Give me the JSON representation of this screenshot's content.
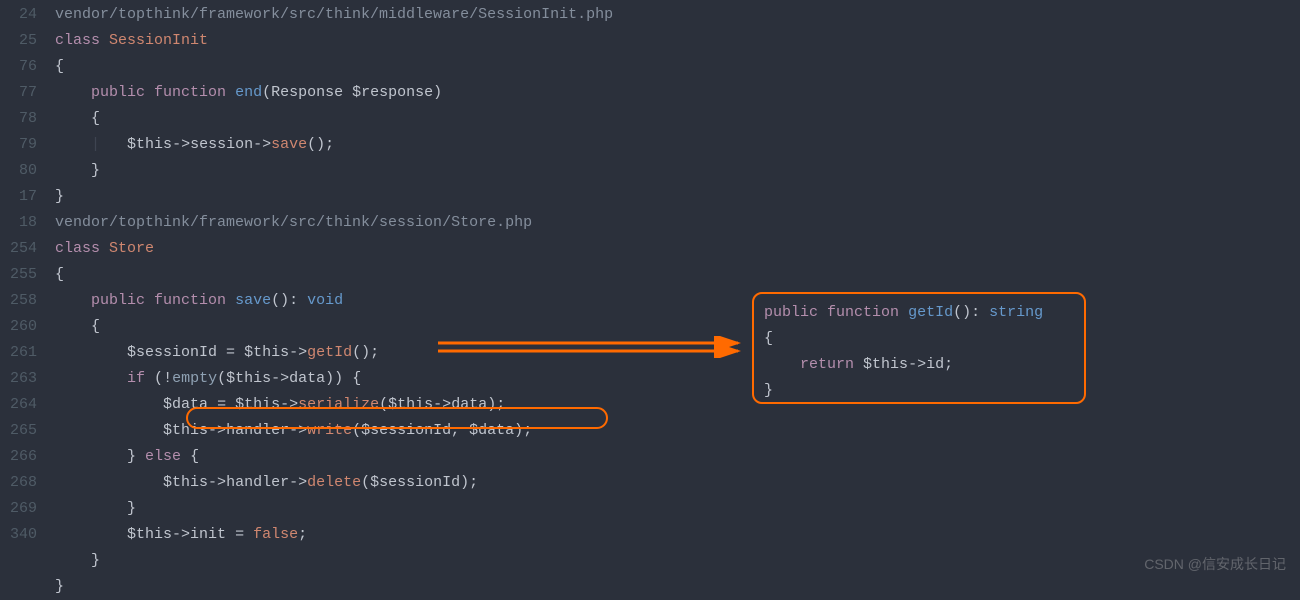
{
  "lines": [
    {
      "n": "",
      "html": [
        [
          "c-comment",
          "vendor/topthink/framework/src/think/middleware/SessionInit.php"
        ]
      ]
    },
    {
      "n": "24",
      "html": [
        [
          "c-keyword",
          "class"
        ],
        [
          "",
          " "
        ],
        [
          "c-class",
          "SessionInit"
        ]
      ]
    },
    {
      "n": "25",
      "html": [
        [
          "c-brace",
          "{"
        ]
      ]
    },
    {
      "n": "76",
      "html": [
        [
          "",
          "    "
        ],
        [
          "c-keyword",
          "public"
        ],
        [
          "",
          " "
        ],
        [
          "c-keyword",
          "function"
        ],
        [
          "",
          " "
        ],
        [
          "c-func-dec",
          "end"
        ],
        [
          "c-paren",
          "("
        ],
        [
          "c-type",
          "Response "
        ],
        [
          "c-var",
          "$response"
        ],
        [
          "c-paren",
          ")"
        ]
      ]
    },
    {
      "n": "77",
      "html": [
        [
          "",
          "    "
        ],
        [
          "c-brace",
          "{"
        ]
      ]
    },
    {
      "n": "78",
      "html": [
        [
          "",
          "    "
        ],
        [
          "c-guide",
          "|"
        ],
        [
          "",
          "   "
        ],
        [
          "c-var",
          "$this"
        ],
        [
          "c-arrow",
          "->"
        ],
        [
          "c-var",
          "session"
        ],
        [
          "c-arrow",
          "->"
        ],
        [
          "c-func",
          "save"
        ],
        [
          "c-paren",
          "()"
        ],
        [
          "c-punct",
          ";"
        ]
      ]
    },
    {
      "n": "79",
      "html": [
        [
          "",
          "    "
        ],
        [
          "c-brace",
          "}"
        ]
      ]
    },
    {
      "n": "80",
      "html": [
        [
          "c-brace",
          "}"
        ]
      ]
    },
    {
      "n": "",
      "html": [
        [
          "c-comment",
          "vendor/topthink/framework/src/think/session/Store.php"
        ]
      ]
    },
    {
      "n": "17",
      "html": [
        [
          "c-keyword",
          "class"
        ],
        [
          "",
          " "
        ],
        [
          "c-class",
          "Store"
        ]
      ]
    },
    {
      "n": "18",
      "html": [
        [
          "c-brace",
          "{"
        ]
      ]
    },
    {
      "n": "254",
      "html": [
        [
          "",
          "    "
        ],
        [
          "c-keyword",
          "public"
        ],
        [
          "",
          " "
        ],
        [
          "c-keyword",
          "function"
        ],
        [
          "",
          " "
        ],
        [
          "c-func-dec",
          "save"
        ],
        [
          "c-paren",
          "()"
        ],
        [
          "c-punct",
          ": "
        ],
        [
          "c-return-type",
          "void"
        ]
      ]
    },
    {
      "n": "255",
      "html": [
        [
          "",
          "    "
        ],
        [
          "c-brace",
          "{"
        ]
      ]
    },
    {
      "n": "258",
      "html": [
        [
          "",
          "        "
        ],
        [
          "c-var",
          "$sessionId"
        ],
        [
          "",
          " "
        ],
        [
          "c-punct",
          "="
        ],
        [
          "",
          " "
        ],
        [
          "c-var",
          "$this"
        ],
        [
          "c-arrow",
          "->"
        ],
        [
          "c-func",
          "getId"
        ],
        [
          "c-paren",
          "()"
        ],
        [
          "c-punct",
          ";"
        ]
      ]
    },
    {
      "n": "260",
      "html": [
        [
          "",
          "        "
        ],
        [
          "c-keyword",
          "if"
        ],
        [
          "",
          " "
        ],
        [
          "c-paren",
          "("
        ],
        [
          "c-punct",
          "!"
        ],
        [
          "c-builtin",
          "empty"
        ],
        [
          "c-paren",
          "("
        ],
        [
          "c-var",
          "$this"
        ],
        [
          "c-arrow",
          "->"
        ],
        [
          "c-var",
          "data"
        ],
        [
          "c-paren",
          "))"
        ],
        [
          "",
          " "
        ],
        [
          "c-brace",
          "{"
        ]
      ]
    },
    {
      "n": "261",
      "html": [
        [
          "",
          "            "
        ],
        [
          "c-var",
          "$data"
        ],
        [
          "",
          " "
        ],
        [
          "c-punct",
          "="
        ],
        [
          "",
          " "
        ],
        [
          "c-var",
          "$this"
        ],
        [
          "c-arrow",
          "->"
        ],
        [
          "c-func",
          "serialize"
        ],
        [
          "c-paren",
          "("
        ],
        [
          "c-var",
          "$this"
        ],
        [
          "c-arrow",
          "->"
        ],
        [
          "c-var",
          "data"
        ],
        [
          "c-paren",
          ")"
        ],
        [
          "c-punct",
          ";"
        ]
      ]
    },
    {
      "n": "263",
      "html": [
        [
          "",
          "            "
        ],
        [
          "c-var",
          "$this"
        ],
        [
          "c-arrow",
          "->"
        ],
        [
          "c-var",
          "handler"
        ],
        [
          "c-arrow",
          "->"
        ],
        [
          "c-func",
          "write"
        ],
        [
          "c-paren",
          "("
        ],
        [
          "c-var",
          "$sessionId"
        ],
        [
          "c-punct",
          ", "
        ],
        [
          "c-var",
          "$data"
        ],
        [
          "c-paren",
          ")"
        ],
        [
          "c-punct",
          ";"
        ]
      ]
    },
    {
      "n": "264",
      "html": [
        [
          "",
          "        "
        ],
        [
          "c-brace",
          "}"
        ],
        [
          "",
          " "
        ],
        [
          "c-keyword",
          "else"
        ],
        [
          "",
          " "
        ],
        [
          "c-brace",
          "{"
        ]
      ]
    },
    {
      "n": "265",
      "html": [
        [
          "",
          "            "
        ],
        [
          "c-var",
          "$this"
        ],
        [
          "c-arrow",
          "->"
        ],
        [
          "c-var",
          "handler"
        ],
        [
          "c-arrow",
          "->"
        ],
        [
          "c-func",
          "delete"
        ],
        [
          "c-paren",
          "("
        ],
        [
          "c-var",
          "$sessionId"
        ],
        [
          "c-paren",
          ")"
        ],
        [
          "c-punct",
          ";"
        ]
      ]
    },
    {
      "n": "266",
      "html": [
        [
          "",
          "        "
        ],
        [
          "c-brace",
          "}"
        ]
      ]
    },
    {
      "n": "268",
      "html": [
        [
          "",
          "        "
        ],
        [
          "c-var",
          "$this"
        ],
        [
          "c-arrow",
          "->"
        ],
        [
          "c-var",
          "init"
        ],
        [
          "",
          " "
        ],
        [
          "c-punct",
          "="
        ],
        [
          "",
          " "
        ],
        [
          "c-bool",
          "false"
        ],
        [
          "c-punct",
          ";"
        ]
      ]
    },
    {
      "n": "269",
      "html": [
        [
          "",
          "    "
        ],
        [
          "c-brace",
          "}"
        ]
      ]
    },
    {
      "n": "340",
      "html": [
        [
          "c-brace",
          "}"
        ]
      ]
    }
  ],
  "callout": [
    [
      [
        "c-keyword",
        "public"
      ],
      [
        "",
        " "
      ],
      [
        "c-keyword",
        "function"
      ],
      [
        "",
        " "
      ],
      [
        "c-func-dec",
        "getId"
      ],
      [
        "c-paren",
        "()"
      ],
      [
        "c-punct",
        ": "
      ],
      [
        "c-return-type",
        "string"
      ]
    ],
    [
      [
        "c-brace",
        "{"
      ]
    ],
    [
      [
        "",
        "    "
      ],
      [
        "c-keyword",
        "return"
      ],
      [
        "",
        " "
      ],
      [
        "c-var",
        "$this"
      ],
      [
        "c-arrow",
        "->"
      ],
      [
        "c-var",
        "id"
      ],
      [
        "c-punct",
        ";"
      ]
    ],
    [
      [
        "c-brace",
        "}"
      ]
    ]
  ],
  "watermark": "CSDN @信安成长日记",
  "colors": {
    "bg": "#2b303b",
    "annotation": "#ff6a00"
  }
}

> [Aim]:
Reproduce each line holding the word "topthink".

> [Right answer]:
          "vendor/topthink/framework/src/think/middleware/SessionInit.php"
          "vendor/topthink/framework/src/think/session/Store.php"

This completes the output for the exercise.